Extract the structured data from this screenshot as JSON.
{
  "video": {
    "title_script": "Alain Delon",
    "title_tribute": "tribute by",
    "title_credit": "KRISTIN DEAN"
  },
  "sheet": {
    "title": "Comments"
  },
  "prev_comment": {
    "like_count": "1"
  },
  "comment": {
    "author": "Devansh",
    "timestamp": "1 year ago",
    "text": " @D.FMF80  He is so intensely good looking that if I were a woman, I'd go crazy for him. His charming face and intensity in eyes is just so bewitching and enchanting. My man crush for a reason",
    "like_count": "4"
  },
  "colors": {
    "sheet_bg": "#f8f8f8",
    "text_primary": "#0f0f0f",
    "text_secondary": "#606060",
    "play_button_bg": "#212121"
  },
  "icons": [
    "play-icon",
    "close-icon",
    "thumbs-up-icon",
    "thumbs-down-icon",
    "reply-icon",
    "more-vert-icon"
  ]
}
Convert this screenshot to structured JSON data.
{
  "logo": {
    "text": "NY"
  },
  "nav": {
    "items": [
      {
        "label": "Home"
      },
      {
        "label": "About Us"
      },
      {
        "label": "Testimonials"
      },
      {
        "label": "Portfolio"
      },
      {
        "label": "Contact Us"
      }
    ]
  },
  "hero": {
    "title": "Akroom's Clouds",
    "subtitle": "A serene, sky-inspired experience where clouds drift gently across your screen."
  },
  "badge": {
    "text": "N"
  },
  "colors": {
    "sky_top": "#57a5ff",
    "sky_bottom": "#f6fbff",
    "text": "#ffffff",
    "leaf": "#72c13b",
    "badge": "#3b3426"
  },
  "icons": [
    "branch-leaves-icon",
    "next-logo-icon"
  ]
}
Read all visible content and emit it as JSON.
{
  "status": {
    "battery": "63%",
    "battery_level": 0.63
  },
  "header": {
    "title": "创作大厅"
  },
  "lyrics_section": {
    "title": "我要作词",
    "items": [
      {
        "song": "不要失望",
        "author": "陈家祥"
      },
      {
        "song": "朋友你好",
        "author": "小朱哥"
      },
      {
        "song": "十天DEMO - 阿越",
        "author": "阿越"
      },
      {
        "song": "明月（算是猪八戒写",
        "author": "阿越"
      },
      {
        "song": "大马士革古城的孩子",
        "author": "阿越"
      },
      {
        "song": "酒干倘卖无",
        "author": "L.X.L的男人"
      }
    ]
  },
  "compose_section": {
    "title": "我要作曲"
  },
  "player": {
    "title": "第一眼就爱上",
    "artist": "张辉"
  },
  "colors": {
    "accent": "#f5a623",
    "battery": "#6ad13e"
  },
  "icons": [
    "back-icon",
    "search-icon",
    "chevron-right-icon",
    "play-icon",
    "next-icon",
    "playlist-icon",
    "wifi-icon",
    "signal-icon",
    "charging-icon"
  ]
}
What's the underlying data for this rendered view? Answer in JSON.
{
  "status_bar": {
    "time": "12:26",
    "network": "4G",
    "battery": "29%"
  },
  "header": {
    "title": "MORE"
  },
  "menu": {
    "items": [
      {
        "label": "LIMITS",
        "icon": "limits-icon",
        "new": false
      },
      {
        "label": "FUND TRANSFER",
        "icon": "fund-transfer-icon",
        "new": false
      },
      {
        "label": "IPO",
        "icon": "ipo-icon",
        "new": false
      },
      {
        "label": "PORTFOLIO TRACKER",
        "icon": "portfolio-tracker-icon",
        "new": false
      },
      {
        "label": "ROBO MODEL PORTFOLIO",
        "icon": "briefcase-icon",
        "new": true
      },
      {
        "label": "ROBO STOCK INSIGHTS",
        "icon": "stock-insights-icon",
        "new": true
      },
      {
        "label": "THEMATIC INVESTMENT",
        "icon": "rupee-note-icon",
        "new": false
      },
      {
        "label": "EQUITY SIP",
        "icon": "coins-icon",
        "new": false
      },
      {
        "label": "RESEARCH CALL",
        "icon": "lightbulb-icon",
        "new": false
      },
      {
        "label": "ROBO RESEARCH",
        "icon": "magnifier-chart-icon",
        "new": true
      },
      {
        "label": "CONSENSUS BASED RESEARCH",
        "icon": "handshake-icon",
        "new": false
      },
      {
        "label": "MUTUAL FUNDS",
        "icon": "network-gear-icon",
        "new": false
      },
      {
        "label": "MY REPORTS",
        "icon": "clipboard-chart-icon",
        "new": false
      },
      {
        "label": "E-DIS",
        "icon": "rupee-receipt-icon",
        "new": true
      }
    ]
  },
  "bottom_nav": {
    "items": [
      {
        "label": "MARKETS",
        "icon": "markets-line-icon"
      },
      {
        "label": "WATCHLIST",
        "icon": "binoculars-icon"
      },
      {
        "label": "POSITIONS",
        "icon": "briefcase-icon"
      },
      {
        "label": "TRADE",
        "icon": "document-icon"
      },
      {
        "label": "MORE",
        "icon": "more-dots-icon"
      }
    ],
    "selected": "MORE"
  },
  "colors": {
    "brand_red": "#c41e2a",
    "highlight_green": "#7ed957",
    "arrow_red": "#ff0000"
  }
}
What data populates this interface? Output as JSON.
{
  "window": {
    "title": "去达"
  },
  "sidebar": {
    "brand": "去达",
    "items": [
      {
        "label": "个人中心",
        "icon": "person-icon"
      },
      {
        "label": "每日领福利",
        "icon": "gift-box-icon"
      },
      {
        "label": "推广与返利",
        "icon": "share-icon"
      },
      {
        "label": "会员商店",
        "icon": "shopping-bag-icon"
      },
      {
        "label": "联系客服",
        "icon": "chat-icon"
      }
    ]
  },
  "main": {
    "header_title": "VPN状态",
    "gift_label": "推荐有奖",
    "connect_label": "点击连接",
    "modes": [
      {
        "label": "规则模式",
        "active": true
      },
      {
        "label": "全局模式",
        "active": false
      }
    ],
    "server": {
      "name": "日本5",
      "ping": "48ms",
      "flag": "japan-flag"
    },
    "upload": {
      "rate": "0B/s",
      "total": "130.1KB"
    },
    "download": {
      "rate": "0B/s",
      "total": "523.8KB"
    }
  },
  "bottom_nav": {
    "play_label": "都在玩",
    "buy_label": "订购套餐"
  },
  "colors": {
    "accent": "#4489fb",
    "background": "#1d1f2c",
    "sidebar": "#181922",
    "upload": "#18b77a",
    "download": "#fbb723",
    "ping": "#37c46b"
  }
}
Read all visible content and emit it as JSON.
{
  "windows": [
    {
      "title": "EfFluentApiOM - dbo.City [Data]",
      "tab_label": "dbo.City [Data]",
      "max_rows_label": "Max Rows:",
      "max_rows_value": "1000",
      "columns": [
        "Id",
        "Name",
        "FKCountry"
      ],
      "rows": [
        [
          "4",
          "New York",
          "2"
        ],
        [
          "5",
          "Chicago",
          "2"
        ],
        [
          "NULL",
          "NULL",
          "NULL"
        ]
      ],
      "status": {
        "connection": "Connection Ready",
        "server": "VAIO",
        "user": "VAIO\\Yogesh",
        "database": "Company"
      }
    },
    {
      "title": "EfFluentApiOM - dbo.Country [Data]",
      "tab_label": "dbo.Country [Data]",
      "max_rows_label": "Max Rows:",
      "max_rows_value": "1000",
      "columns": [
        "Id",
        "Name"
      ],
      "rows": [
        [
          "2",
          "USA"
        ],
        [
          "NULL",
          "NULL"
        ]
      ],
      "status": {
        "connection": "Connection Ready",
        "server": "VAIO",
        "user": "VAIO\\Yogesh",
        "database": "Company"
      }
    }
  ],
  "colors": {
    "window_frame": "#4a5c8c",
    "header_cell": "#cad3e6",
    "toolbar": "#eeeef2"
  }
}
= = =
**Directions:**
Reproduce each entry from the records above, character for character.

**Problem solution:**
Extract the structured data from this screenshot as JSON.
{
  "video": {
    "title_script": "Alain Delon",
    "title_tribute": "tribute by",
    "title_credit": "KRISTIN DEAN"
  },
  "sheet": {
    "title": "Comments"
  },
  "prev_comment": {
    "like_count": "1"
  },
  "comment": {
    "author": "Devansh",
    "timestamp": "1 year ago",
    "text": " @D.FMF80  He is so intensely good looking that if I were a woman, I'd go crazy for him. His charming face and intensity in eyes is just so bewitching and enchanting. My man crush for a reason",
    "like_count": "4"
  },
  "colors": {
    "sheet_bg": "#f8f8f8",
    "text_primary": "#0f0f0f",
    "text_secondary": "#606060",
    "play_button_bg": "#212121"
  },
  "icons": [
    "play-icon",
    "close-icon",
    "thumbs-up-icon",
    "thumbs-down-icon",
    "reply-icon",
    "more-vert-icon"
  ]
}
Convert this screenshot to structured JSON data.
{
  "logo": {
    "text": "NY"
  },
  "nav": {
    "items": [
      {
        "label": "Home"
      },
      {
        "label": "About Us"
      },
      {
        "label": "Testimonials"
      },
      {
        "label": "Portfolio"
      },
      {
        "label": "Contact Us"
      }
    ]
  },
  "hero": {
    "title": "Akroom's Clouds",
    "subtitle": "A serene, sky-inspired experience where clouds drift gently across your screen."
  },
  "badge": {
    "text": "N"
  },
  "colors": {
    "sky_top": "#57a5ff",
    "sky_bottom": "#f6fbff",
    "text": "#ffffff",
    "leaf": "#72c13b",
    "badge": "#3b3426"
  },
  "icons": [
    "branch-leaves-icon",
    "next-logo-icon"
  ]
}
Read all visible content and emit it as JSON.
{
  "status": {
    "battery": "63%",
    "battery_level": 0.63
  },
  "header": {
    "title": "创作大厅"
  },
  "lyrics_section": {
    "title": "我要作词",
    "items": [
      {
        "song": "不要失望",
        "author": "陈家祥"
      },
      {
        "song": "朋友你好",
        "author": "小朱哥"
      },
      {
        "song": "十天DEMO - 阿越",
        "author": "阿越"
      },
      {
        "song": "明月（算是猪八戒写",
        "author": "阿越"
      },
      {
        "song": "大马士革古城的孩子",
        "author": "阿越"
      },
      {
        "song": "酒干倘卖无",
        "author": "L.X.L的男人"
      }
    ]
  },
  "compose_section": {
    "title": "我要作曲"
  },
  "player": {
    "title": "第一眼就爱上",
    "artist": "张辉"
  },
  "colors": {
    "accent": "#f5a623",
    "battery": "#6ad13e"
  },
  "icons": [
    "back-icon",
    "search-icon",
    "chevron-right-icon",
    "play-icon",
    "next-icon",
    "playlist-icon",
    "wifi-icon",
    "signal-icon",
    "charging-icon"
  ]
}
What's the underlying data for this rendered view? Answer in JSON.
{
  "status_bar": {
    "time": "12:26",
    "network": "4G",
    "battery": "29%"
  },
  "header": {
    "title": "MORE"
  },
  "menu": {
    "items": [
      {
        "label": "LIMITS",
        "icon": "limits-icon",
        "new": false
      },
      {
        "label": "FUND TRANSFER",
        "icon": "fund-transfer-icon",
        "new": false
      },
      {
        "label": "IPO",
        "icon": "ipo-icon",
        "new": false
      },
      {
        "label": "PORTFOLIO TRACKER",
        "icon": "portfolio-tracker-icon",
        "new": false
      },
      {
        "label": "ROBO MODEL PORTFOLIO",
        "icon": "briefcase-icon",
        "new": true
      },
      {
        "label": "ROBO STOCK INSIGHTS",
        "icon": "stock-insights-icon",
        "new": true
      },
      {
        "label": "THEMATIC INVESTMENT",
        "icon": "rupee-note-icon",
        "new": false
      },
      {
        "label": "EQUITY SIP",
        "icon": "coins-icon",
        "new": false
      },
      {
        "label": "RESEARCH CALL",
        "icon": "lightbulb-icon",
        "new": false
      },
      {
        "label": "ROBO RESEARCH",
        "icon": "magnifier-chart-icon",
        "new": true
      },
      {
        "label": "CONSENSUS BASED RESEARCH",
        "icon": "handshake-icon",
        "new": false
      },
      {
        "label": "MUTUAL FUNDS",
        "icon": "network-gear-icon",
        "new": false
      },
      {
        "label": "MY REPORTS",
        "icon": "clipboard-chart-icon",
        "new": false
      },
      {
        "label": "E-DIS",
        "icon": "rupee-receipt-icon",
        "new": true
      }
    ]
  },
  "bottom_nav": {
    "items": [
      {
        "label": "MARKETS",
        "icon": "markets-line-icon"
      },
      {
        "label": "WATCHLIST",
        "icon": "binoculars-icon"
      },
      {
        "label": "POSITIONS",
        "icon": "briefcase-icon"
      },
      {
        "label": "TRADE",
        "icon": "document-icon"
      },
      {
        "label": "MORE",
        "icon": "more-dots-icon"
      }
    ],
    "selected": "MORE"
  },
  "colors": {
    "brand_red": "#c41e2a",
    "highlight_green": "#7ed957",
    "arrow_red": "#ff0000"
  }
}
What data populates this interface? Output as JSON.
{
  "window": {
    "title": "去达"
  },
  "sidebar": {
    "brand": "去达",
    "items": [
      {
        "label": "个人中心",
        "icon": "person-icon"
      },
      {
        "label": "每日领福利",
        "icon": "gift-box-icon"
      },
      {
        "label": "推广与返利",
        "icon": "share-icon"
      },
      {
        "label": "会员商店",
        "icon": "shopping-bag-icon"
      },
      {
        "label": "联系客服",
        "icon": "chat-icon"
      }
    ]
  },
  "main": {
    "header_title": "VPN状态",
    "gift_label": "推荐有奖",
    "connect_label": "点击连接",
    "modes": [
      {
        "label": "规则模式",
        "active": true
      },
      {
        "label": "全局模式",
        "active": false
      }
    ],
    "server": {
      "name": "日本5",
      "ping": "48ms",
      "flag": "japan-flag"
    },
    "upload": {
      "rate": "0B/s",
      "total": "130.1KB"
    },
    "download": {
      "rate": "0B/s",
      "total": "523.8KB"
    }
  },
  "bottom_nav": {
    "play_label": "都在玩",
    "buy_label": "订购套餐"
  },
  "colors": {
    "accent": "#4489fb",
    "background": "#1d1f2c",
    "sidebar": "#181922",
    "upload": "#18b77a",
    "download": "#fbb723",
    "ping": "#37c46b"
  }
}
Read all visible content and emit it as JSON.
{
  "windows": [
    {
      "title": "EfFluentApiOM - dbo.City [Data]",
      "tab_label": "dbo.City [Data]",
      "max_rows_label": "Max Rows:",
      "max_rows_value": "1000",
      "columns": [
        "Id",
        "Name",
        "FKCountry"
      ],
      "rows": [
        [
          "4",
          "New York",
          "2"
        ],
        [
          "5",
          "Chicago",
          "2"
        ],
        [
          "NULL",
          "NULL",
          "NULL"
        ]
      ],
      "status": {
        "connection": "Connection Ready",
        "server": "VAIO",
        "user": "VAIO\\Yogesh",
        "database": "Company"
      }
    },
    {
      "title": "EfFluentApiOM - dbo.Country [Data]",
      "tab_label": "dbo.Country [Data]",
      "max_rows_label": "Max Rows:",
      "max_rows_value": "1000",
      "columns": [
        "Id",
        "Name"
      ],
      "rows": [
        [
          "2",
          "USA"
        ],
        [
          "NULL",
          "NULL"
        ]
      ],
      "status": {
        "connection": "Connection Ready",
        "server": "VAIO",
        "user": "VAIO\\Yogesh",
        "database": "Company"
      }
    }
  ],
  "colors": {
    "window_frame": "#4a5c8c",
    "header_cell": "#cad3e6",
    "toolbar": "#eeeef2"
  }
}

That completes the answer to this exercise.